*Written request*
Write out the data again exactly, skipping every picture.
....................
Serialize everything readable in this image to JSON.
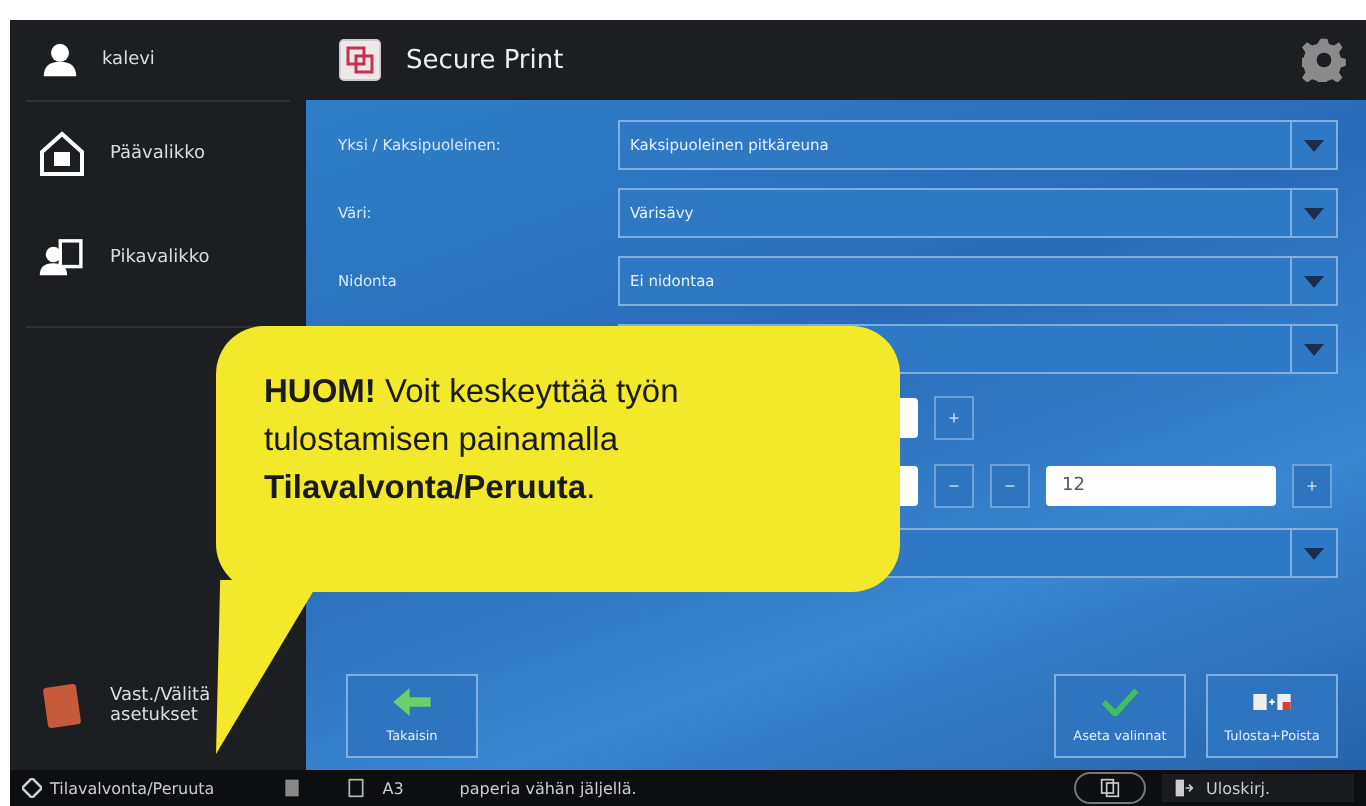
{
  "sidebar": {
    "user": "kalevi",
    "items": [
      {
        "label": "Päävalikko"
      },
      {
        "label": "Pikavalikko"
      }
    ],
    "bottom_item": "Vast./Välitä asetukset"
  },
  "header": {
    "title": "Secure Print"
  },
  "rows": [
    {
      "kind": "dropdown",
      "label": "Yksi / Kaksipuoleinen:",
      "value": "Kaksipuoleinen pitkäreuna"
    },
    {
      "kind": "dropdown",
      "label": "Väri:",
      "value": "Värisävy"
    },
    {
      "kind": "dropdown",
      "label": "Nidonta",
      "value": "Ei nidontaa"
    },
    {
      "kind": "dropdown"
    },
    {
      "kind": "counter",
      "parts": [
        {
          "kind": "field"
        },
        {
          "kind": "button",
          "text": "+"
        }
      ]
    },
    {
      "kind": "counter",
      "parts": [
        {
          "kind": "field"
        },
        {
          "kind": "button",
          "text": "−"
        },
        {
          "kind": "button",
          "text": "−"
        },
        {
          "kind": "field",
          "value": "12"
        },
        {
          "kind": "button",
          "text": "+"
        }
      ]
    },
    {
      "kind": "dropdown"
    }
  ],
  "actions": {
    "back": "Takaisin",
    "apply": "Aseta valinnat",
    "print_delete": "Tulosta+Poista"
  },
  "status_bar": {
    "monitor": "Tilavalvonta/Peruuta",
    "paper_size": "A3",
    "message": "paperia vähän jäljellä.",
    "logout": "Uloskirj."
  },
  "callout": {
    "text": "**HUOM!** Voit keskeyttää työn tulostamisen painamalla **Tilavalvonta/Peruuta**."
  }
}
....................
*Answer to the problem*
Serialize everything readable in this image to JSON.
{
  "sidebar": {
    "user": "kalevi",
    "items": [
      {
        "label": "Päävalikko"
      },
      {
        "label": "Pikavalikko"
      }
    ],
    "bottom_item": "Vast./Välitä asetukset"
  },
  "header": {
    "title": "Secure Print"
  },
  "rows": [
    {
      "kind": "dropdown",
      "label": "Yksi / Kaksipuoleinen:",
      "value": "Kaksipuoleinen pitkäreuna"
    },
    {
      "kind": "dropdown",
      "label": "Väri:",
      "value": "Värisävy"
    },
    {
      "kind": "dropdown",
      "label": "Nidonta",
      "value": "Ei nidontaa"
    },
    {
      "kind": "dropdown"
    },
    {
      "kind": "counter",
      "parts": [
        {
          "kind": "field"
        },
        {
          "kind": "button",
          "text": "+"
        }
      ]
    },
    {
      "kind": "counter",
      "parts": [
        {
          "kind": "field"
        },
        {
          "kind": "button",
          "text": "−"
        },
        {
          "kind": "button",
          "text": "−"
        },
        {
          "kind": "field",
          "value": "12"
        },
        {
          "kind": "button",
          "text": "+"
        }
      ]
    },
    {
      "kind": "dropdown"
    }
  ],
  "actions": {
    "back": "Takaisin",
    "apply": "Aseta valinnat",
    "print_delete": "Tulosta+Poista"
  },
  "status_bar": {
    "monitor": "Tilavalvonta/Peruuta",
    "paper_size": "A3",
    "message": "paperia vähän jäljellä.",
    "logout": "Uloskirj."
  },
  "callout": {
    "text": "**HUOM!** Voit keskeyttää työn tulostamisen painamalla **Tilavalvonta/Peruuta**."
  }
}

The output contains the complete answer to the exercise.